#### DATA IN THIS EXERCISE
** START **

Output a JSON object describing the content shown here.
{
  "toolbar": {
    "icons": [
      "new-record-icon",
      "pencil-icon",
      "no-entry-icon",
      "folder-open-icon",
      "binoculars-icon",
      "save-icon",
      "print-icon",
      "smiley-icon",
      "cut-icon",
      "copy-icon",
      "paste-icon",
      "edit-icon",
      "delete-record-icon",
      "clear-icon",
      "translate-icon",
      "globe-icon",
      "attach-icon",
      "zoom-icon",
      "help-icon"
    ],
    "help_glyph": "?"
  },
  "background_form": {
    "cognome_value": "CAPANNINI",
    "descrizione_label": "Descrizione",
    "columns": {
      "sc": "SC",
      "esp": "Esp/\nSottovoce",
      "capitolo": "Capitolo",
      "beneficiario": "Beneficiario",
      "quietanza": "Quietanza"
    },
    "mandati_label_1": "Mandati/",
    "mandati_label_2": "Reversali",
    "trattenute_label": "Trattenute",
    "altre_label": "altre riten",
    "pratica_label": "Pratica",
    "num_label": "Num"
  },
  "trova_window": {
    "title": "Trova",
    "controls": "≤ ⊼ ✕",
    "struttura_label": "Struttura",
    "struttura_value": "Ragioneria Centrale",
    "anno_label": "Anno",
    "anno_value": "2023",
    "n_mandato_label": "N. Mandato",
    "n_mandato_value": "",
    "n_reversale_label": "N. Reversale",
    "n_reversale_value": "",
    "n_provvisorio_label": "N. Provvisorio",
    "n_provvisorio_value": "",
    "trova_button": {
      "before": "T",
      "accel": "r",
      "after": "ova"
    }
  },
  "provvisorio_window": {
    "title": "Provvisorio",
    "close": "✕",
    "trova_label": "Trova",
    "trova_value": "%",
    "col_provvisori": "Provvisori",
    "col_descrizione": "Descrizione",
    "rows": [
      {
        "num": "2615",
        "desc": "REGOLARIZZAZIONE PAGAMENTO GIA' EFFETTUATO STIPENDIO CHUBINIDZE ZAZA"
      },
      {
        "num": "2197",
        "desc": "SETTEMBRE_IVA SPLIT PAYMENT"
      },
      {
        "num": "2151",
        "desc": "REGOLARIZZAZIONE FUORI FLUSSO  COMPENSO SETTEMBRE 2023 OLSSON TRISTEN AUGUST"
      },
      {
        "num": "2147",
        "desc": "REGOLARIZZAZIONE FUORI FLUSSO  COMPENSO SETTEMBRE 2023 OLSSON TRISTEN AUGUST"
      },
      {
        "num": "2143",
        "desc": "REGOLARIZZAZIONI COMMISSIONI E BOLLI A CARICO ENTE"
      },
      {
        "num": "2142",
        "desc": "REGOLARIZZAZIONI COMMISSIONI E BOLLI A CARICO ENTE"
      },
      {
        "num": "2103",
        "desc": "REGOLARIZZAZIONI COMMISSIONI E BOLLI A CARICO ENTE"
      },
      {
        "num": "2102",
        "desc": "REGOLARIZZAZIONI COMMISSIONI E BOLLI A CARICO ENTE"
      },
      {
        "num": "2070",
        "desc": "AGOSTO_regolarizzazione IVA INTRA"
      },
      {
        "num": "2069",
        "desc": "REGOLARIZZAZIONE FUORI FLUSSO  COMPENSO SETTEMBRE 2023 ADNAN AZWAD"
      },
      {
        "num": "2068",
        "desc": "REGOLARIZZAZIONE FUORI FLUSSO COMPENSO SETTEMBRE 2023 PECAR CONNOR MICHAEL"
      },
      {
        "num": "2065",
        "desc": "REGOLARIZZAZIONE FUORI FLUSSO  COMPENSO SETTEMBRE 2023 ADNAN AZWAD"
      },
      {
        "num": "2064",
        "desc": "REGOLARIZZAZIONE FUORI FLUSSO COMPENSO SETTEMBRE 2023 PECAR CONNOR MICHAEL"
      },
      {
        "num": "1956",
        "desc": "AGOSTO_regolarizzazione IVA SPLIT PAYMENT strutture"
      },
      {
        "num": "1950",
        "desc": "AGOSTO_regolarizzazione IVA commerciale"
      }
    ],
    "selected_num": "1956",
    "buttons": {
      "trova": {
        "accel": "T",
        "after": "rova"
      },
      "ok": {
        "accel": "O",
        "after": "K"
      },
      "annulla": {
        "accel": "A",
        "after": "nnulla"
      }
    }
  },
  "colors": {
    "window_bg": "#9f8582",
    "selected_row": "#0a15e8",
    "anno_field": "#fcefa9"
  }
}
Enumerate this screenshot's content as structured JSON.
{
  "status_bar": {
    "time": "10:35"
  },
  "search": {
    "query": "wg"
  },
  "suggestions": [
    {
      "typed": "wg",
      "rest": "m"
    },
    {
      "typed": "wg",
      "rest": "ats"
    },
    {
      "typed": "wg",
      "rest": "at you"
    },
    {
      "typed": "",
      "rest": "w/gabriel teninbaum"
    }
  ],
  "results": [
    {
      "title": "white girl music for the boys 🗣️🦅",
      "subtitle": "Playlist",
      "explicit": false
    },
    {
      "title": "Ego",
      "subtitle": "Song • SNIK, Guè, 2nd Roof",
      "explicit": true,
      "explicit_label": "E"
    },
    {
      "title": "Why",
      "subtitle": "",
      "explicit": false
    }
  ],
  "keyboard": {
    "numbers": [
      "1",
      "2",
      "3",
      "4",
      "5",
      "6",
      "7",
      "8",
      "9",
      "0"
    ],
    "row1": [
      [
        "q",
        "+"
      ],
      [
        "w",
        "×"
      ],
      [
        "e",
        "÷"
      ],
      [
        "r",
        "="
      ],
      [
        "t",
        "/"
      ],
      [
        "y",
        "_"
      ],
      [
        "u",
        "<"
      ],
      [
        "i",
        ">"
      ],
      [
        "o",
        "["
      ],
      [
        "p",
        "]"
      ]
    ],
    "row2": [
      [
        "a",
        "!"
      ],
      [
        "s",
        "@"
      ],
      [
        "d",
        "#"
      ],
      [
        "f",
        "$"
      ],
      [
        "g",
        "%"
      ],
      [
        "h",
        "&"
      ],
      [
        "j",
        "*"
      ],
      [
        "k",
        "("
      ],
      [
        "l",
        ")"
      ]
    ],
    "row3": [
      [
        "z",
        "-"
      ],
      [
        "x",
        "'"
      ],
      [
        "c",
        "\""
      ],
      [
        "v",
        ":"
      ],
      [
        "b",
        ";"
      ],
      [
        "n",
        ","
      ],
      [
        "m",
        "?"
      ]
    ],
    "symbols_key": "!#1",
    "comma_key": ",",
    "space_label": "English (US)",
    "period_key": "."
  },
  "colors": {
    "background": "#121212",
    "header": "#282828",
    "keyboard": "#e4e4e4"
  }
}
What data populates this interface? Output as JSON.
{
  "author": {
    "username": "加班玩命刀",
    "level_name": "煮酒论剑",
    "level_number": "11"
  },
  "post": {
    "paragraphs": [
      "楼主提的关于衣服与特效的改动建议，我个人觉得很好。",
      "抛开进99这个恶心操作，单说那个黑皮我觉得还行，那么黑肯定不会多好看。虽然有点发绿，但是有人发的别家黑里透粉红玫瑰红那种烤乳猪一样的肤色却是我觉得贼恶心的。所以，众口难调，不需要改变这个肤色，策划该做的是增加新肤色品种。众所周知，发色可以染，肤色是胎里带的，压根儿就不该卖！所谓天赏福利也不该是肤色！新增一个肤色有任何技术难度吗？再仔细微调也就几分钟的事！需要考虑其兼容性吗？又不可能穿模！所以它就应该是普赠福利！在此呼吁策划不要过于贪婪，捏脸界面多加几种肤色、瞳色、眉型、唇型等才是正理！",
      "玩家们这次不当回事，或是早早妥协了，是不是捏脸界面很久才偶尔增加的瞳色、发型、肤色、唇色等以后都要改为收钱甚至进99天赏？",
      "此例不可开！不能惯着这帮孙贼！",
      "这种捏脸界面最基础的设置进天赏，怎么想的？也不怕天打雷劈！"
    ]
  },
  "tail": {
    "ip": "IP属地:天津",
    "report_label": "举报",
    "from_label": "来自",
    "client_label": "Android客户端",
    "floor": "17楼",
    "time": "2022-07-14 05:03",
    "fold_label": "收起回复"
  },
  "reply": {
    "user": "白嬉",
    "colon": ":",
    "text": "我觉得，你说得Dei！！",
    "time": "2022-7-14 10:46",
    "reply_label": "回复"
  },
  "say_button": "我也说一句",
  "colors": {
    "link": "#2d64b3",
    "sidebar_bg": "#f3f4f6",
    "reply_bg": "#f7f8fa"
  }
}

** END **

#### WHAT TO DO
Examine the records and report how many lines contain the string "content". Only the number should be given.

#### WRITTEN ANSWER
2